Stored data
****************

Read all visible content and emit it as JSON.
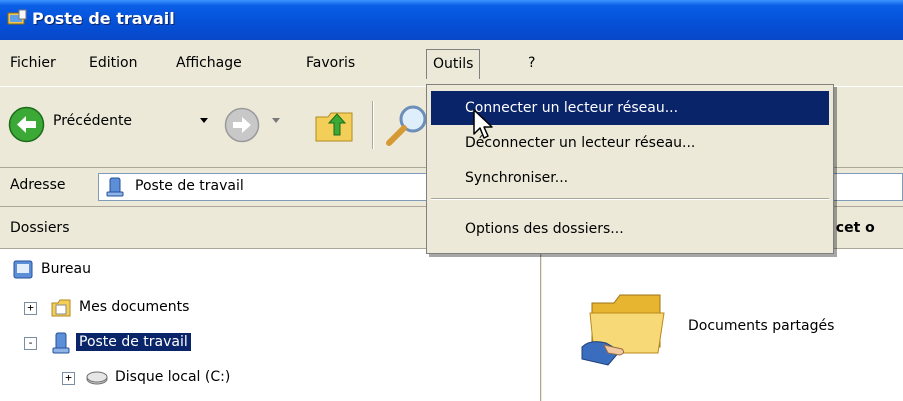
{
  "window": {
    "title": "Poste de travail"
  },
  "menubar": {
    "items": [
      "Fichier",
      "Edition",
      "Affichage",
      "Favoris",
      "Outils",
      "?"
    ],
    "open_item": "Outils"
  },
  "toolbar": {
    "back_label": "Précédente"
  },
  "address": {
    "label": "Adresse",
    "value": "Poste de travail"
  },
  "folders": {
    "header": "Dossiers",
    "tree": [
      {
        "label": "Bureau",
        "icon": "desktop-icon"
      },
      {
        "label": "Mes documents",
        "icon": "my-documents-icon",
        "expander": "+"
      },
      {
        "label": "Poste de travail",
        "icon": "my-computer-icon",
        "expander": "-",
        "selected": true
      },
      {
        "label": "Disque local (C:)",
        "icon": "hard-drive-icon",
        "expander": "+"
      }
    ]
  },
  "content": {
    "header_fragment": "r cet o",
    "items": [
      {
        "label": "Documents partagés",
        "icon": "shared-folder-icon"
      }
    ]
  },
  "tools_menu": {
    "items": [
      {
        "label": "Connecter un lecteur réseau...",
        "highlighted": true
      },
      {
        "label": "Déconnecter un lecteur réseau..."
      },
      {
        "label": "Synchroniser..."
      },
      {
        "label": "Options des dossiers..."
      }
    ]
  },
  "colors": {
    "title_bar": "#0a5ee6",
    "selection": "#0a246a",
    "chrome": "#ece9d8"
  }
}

****************

- Exercise directions -
Reproduce the listing above exactly, excluding all pictures.

- Problem solution -
Read all visible content and emit it as JSON.
{
  "window": {
    "title": "Poste de travail"
  },
  "menubar": {
    "items": [
      "Fichier",
      "Edition",
      "Affichage",
      "Favoris",
      "Outils",
      "?"
    ],
    "open_item": "Outils"
  },
  "toolbar": {
    "back_label": "Précédente"
  },
  "address": {
    "label": "Adresse",
    "value": "Poste de travail"
  },
  "folders": {
    "header": "Dossiers",
    "tree": [
      {
        "label": "Bureau",
        "icon": "desktop-icon"
      },
      {
        "label": "Mes documents",
        "icon": "my-documents-icon",
        "expander": "+"
      },
      {
        "label": "Poste de travail",
        "icon": "my-computer-icon",
        "expander": "-",
        "selected": true
      },
      {
        "label": "Disque local (C:)",
        "icon": "hard-drive-icon",
        "expander": "+"
      }
    ]
  },
  "content": {
    "header_fragment": "r cet o",
    "items": [
      {
        "label": "Documents partagés",
        "icon": "shared-folder-icon"
      }
    ]
  },
  "tools_menu": {
    "items": [
      {
        "label": "Connecter un lecteur réseau...",
        "highlighted": true
      },
      {
        "label": "Déconnecter un lecteur réseau..."
      },
      {
        "label": "Synchroniser..."
      },
      {
        "label": "Options des dossiers..."
      }
    ]
  },
  "colors": {
    "title_bar": "#0a5ee6",
    "selection": "#0a246a",
    "chrome": "#ece9d8"
  }
}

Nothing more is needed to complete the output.